TASK INSTRUCTIONS:
Transcribe all the entries word for word, skipping the pictures.

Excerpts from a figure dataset
---
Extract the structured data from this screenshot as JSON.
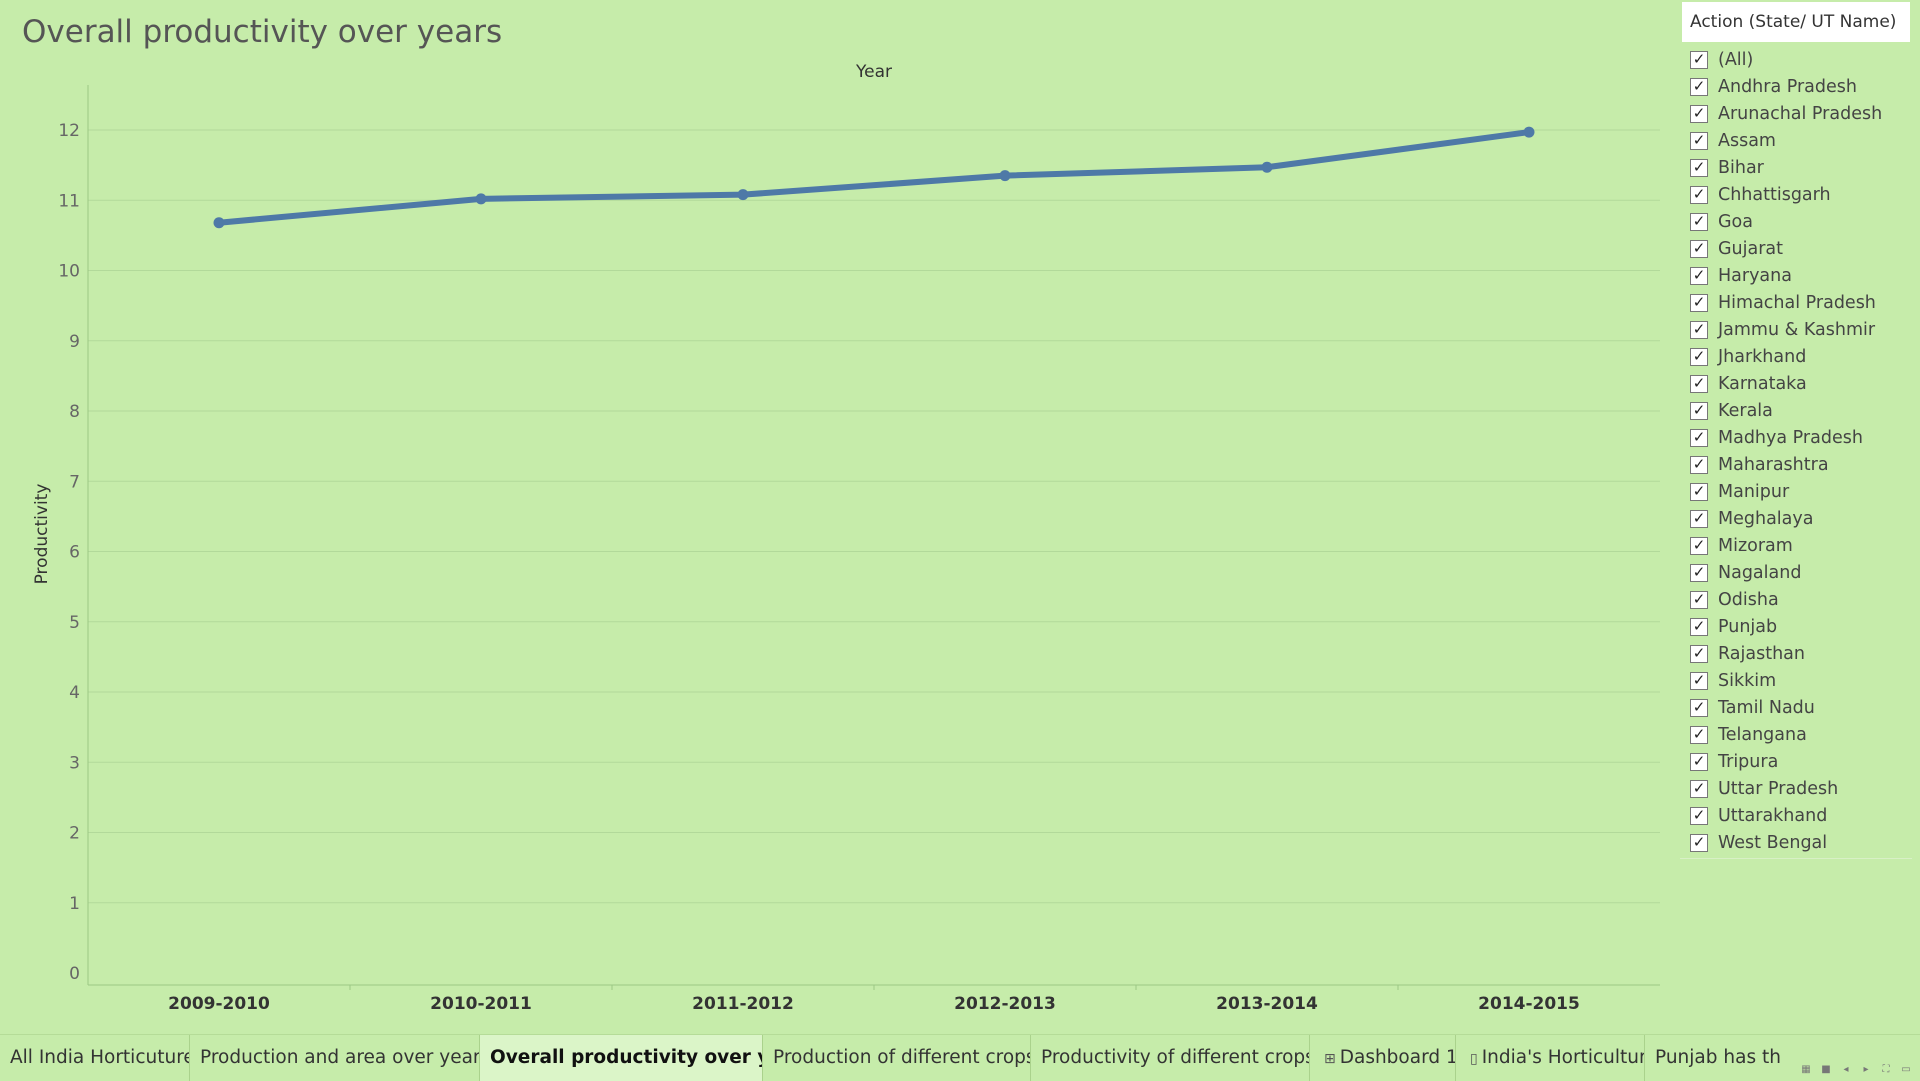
{
  "chart_data": {
    "type": "line",
    "title": "Overall productivity over years",
    "xlabel": "Year",
    "ylabel": "Productivity",
    "categories": [
      "2009-2010",
      "2010-2011",
      "2011-2012",
      "2012-2013",
      "2013-2014",
      "2014-2015"
    ],
    "series": [
      {
        "values": [
          10.68,
          11.02,
          11.08,
          11.35,
          11.47,
          11.97
        ]
      }
    ],
    "ylim": [
      0,
      12
    ],
    "yticks": [
      "0",
      "1",
      "2",
      "3",
      "4",
      "5",
      "6",
      "7",
      "8",
      "9",
      "10",
      "11",
      "12"
    ],
    "grid": true,
    "colors": {
      "line": "#4e79a7",
      "background": "#c6ecaa",
      "gridline": "#b2d99a"
    }
  },
  "filter": {
    "title": "Action (State/ UT Name)",
    "check_glyph": "✓",
    "items": [
      "(All)",
      "Andhra Pradesh",
      "Arunachal Pradesh",
      "Assam",
      "Bihar",
      "Chhattisgarh",
      "Goa",
      "Gujarat",
      "Haryana",
      "Himachal Pradesh",
      "Jammu & Kashmir",
      "Jharkhand",
      "Karnataka",
      "Kerala",
      "Madhya Pradesh",
      "Maharashtra",
      "Manipur",
      "Meghalaya",
      "Mizoram",
      "Nagaland",
      "Odisha",
      "Punjab",
      "Rajasthan",
      "Sikkim",
      "Tamil Nadu",
      "Telangana",
      "Tripura",
      "Uttar Pradesh",
      "Uttarakhand",
      "West Bengal"
    ]
  },
  "tabs": [
    {
      "label": "All India Horticuture",
      "icon": "",
      "active": false
    },
    {
      "label": "Production and area over years",
      "icon": "",
      "active": false
    },
    {
      "label": "Overall productivity over years",
      "icon": "",
      "active": true
    },
    {
      "label": "Production of different crops",
      "icon": "",
      "active": false
    },
    {
      "label": "Productivity of different crops",
      "icon": "",
      "active": false
    },
    {
      "label": "Dashboard 1",
      "icon": "dashboard-icon",
      "active": false
    },
    {
      "label": "India's Horticulture",
      "icon": "story-icon",
      "active": false
    },
    {
      "label": "Punjab has th",
      "icon": "",
      "active": false
    }
  ]
}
---
OUTPUT BELOW:
Extract the structured data from this screenshot as JSON.
{
  "chart_data": {
    "type": "line",
    "title": "Overall productivity over years",
    "xlabel": "Year",
    "ylabel": "Productivity",
    "categories": [
      "2009-2010",
      "2010-2011",
      "2011-2012",
      "2012-2013",
      "2013-2014",
      "2014-2015"
    ],
    "series": [
      {
        "values": [
          10.68,
          11.02,
          11.08,
          11.35,
          11.47,
          11.97
        ]
      }
    ],
    "ylim": [
      0,
      12
    ],
    "yticks": [
      "0",
      "1",
      "2",
      "3",
      "4",
      "5",
      "6",
      "7",
      "8",
      "9",
      "10",
      "11",
      "12"
    ],
    "grid": true,
    "colors": {
      "line": "#4e79a7",
      "background": "#c6ecaa",
      "gridline": "#b2d99a"
    }
  },
  "filter": {
    "title": "Action (State/ UT Name)",
    "check_glyph": "✓",
    "items": [
      "(All)",
      "Andhra Pradesh",
      "Arunachal Pradesh",
      "Assam",
      "Bihar",
      "Chhattisgarh",
      "Goa",
      "Gujarat",
      "Haryana",
      "Himachal Pradesh",
      "Jammu & Kashmir",
      "Jharkhand",
      "Karnataka",
      "Kerala",
      "Madhya Pradesh",
      "Maharashtra",
      "Manipur",
      "Meghalaya",
      "Mizoram",
      "Nagaland",
      "Odisha",
      "Punjab",
      "Rajasthan",
      "Sikkim",
      "Tamil Nadu",
      "Telangana",
      "Tripura",
      "Uttar Pradesh",
      "Uttarakhand",
      "West Bengal"
    ]
  },
  "tabs": [
    {
      "label": "All India Horticuture",
      "icon": "",
      "active": false
    },
    {
      "label": "Production and area over years",
      "icon": "",
      "active": false
    },
    {
      "label": "Overall productivity over years",
      "icon": "",
      "active": true
    },
    {
      "label": "Production of different crops",
      "icon": "",
      "active": false
    },
    {
      "label": "Productivity of different crops",
      "icon": "",
      "active": false
    },
    {
      "label": "Dashboard 1",
      "icon": "dashboard-icon",
      "active": false
    },
    {
      "label": "India's Horticulture",
      "icon": "story-icon",
      "active": false
    },
    {
      "label": "Punjab has th",
      "icon": "",
      "active": false
    }
  ]
}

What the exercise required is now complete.